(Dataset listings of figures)

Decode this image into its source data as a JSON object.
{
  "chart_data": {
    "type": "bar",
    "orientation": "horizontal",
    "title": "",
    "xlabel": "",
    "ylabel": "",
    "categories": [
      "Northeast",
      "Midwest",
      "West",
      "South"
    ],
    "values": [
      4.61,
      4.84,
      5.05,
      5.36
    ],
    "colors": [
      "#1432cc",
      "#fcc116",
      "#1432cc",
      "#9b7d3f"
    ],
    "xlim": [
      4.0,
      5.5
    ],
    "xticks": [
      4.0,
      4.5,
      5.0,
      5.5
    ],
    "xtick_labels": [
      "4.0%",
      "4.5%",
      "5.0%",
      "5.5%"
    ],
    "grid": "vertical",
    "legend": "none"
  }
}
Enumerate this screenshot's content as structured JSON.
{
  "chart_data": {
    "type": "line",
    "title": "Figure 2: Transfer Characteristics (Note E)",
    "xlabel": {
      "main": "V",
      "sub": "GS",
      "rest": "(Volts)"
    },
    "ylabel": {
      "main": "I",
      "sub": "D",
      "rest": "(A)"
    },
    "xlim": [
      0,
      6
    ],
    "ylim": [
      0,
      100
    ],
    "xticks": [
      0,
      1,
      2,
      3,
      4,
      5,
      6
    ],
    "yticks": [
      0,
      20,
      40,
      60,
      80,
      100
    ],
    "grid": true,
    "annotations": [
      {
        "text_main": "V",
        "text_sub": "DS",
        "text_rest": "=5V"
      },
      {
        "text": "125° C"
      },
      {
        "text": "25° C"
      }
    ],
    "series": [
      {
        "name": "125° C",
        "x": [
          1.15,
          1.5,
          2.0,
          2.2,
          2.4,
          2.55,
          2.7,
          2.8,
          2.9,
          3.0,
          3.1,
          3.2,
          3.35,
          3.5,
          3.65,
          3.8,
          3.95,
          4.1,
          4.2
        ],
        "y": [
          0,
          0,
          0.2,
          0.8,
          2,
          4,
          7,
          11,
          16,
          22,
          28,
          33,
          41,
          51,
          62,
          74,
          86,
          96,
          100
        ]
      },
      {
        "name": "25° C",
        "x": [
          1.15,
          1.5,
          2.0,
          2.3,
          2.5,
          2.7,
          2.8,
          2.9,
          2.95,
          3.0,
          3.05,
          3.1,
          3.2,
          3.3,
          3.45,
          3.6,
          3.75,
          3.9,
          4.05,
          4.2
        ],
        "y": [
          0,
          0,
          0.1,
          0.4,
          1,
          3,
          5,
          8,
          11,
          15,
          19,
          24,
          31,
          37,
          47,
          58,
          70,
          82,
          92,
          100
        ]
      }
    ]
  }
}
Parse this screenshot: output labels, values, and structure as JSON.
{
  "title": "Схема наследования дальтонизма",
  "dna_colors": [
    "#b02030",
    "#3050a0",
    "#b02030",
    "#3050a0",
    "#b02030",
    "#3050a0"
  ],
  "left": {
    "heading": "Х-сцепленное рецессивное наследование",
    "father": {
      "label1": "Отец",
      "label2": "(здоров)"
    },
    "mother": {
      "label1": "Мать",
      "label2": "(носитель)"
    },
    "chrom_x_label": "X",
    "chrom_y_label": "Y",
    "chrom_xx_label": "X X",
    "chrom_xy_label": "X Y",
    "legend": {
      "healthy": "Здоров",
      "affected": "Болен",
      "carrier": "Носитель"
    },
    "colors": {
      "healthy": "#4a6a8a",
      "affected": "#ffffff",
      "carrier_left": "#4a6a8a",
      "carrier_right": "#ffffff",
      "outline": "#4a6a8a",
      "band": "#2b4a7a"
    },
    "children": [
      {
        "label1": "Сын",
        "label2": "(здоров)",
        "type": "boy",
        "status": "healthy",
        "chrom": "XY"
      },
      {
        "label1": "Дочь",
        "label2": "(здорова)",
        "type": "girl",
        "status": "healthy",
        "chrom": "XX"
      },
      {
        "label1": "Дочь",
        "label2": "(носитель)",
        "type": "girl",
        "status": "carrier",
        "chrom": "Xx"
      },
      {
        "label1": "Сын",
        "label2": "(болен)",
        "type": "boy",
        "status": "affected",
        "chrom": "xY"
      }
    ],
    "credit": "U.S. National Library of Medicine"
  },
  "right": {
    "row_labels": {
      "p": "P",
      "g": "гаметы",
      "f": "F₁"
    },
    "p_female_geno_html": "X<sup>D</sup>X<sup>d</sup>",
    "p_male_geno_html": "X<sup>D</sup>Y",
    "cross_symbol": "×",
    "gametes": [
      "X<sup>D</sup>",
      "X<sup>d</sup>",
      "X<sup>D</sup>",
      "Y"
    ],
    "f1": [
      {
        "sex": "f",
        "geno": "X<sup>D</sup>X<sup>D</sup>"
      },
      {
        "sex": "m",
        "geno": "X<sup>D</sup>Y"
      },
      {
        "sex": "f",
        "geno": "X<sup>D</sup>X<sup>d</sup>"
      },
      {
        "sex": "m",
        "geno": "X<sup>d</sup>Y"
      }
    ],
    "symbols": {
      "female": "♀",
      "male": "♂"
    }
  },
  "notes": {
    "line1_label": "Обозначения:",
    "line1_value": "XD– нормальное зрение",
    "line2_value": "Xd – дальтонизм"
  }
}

**Objective**
Write the material out exactly, with nothing left out.

**Answer below**
Decode this image into its source data as a JSON object.
{
  "chart_data": {
    "type": "bar",
    "orientation": "horizontal",
    "title": "",
    "xlabel": "",
    "ylabel": "",
    "categories": [
      "Northeast",
      "Midwest",
      "West",
      "South"
    ],
    "values": [
      4.61,
      4.84,
      5.05,
      5.36
    ],
    "colors": [
      "#1432cc",
      "#fcc116",
      "#1432cc",
      "#9b7d3f"
    ],
    "xlim": [
      4.0,
      5.5
    ],
    "xticks": [
      4.0,
      4.5,
      5.0,
      5.5
    ],
    "xtick_labels": [
      "4.0%",
      "4.5%",
      "5.0%",
      "5.5%"
    ],
    "grid": "vertical",
    "legend": "none"
  }
}
Enumerate this screenshot's content as structured JSON.
{
  "chart_data": {
    "type": "line",
    "title": "Figure 2: Transfer Characteristics (Note E)",
    "xlabel": {
      "main": "V",
      "sub": "GS",
      "rest": "(Volts)"
    },
    "ylabel": {
      "main": "I",
      "sub": "D",
      "rest": "(A)"
    },
    "xlim": [
      0,
      6
    ],
    "ylim": [
      0,
      100
    ],
    "xticks": [
      0,
      1,
      2,
      3,
      4,
      5,
      6
    ],
    "yticks": [
      0,
      20,
      40,
      60,
      80,
      100
    ],
    "grid": true,
    "annotations": [
      {
        "text_main": "V",
        "text_sub": "DS",
        "text_rest": "=5V"
      },
      {
        "text": "125° C"
      },
      {
        "text": "25° C"
      }
    ],
    "series": [
      {
        "name": "125° C",
        "x": [
          1.15,
          1.5,
          2.0,
          2.2,
          2.4,
          2.55,
          2.7,
          2.8,
          2.9,
          3.0,
          3.1,
          3.2,
          3.35,
          3.5,
          3.65,
          3.8,
          3.95,
          4.1,
          4.2
        ],
        "y": [
          0,
          0,
          0.2,
          0.8,
          2,
          4,
          7,
          11,
          16,
          22,
          28,
          33,
          41,
          51,
          62,
          74,
          86,
          96,
          100
        ]
      },
      {
        "name": "25° C",
        "x": [
          1.15,
          1.5,
          2.0,
          2.3,
          2.5,
          2.7,
          2.8,
          2.9,
          2.95,
          3.0,
          3.05,
          3.1,
          3.2,
          3.3,
          3.45,
          3.6,
          3.75,
          3.9,
          4.05,
          4.2
        ],
        "y": [
          0,
          0,
          0.1,
          0.4,
          1,
          3,
          5,
          8,
          11,
          15,
          19,
          24,
          31,
          37,
          47,
          58,
          70,
          82,
          92,
          100
        ]
      }
    ]
  }
}
Parse this screenshot: output labels, values, and structure as JSON.
{
  "title": "Схема наследования дальтонизма",
  "dna_colors": [
    "#b02030",
    "#3050a0",
    "#b02030",
    "#3050a0",
    "#b02030",
    "#3050a0"
  ],
  "left": {
    "heading": "Х-сцепленное рецессивное наследование",
    "father": {
      "label1": "Отец",
      "label2": "(здоров)"
    },
    "mother": {
      "label1": "Мать",
      "label2": "(носитель)"
    },
    "chrom_x_label": "X",
    "chrom_y_label": "Y",
    "chrom_xx_label": "X X",
    "chrom_xy_label": "X Y",
    "legend": {
      "healthy": "Здоров",
      "affected": "Болен",
      "carrier": "Носитель"
    },
    "colors": {
      "healthy": "#4a6a8a",
      "affected": "#ffffff",
      "carrier_left": "#4a6a8a",
      "carrier_right": "#ffffff",
      "outline": "#4a6a8a",
      "band": "#2b4a7a"
    },
    "children": [
      {
        "label1": "Сын",
        "label2": "(здоров)",
        "type": "boy",
        "status": "healthy",
        "chrom": "XY"
      },
      {
        "label1": "Дочь",
        "label2": "(здорова)",
        "type": "girl",
        "status": "healthy",
        "chrom": "XX"
      },
      {
        "label1": "Дочь",
        "label2": "(носитель)",
        "type": "girl",
        "status": "carrier",
        "chrom": "Xx"
      },
      {
        "label1": "Сын",
        "label2": "(болен)",
        "type": "boy",
        "status": "affected",
        "chrom": "xY"
      }
    ],
    "credit": "U.S. National Library of Medicine"
  },
  "right": {
    "row_labels": {
      "p": "P",
      "g": "гаметы",
      "f": "F₁"
    },
    "p_female_geno_html": "X<sup>D</sup>X<sup>d</sup>",
    "p_male_geno_html": "X<sup>D</sup>Y",
    "cross_symbol": "×",
    "gametes": [
      "X<sup>D</sup>",
      "X<sup>d</sup>",
      "X<sup>D</sup>",
      "Y"
    ],
    "f1": [
      {
        "sex": "f",
        "geno": "X<sup>D</sup>X<sup>D</sup>"
      },
      {
        "sex": "m",
        "geno": "X<sup>D</sup>Y"
      },
      {
        "sex": "f",
        "geno": "X<sup>D</sup>X<sup>d</sup>"
      },
      {
        "sex": "m",
        "geno": "X<sup>d</sup>Y"
      }
    ],
    "symbols": {
      "female": "♀",
      "male": "♂"
    }
  },
  "notes": {
    "line1_label": "Обозначения:",
    "line1_value": "XD– нормальное зрение",
    "line2_value": "Xd – дальтонизм"
  }
}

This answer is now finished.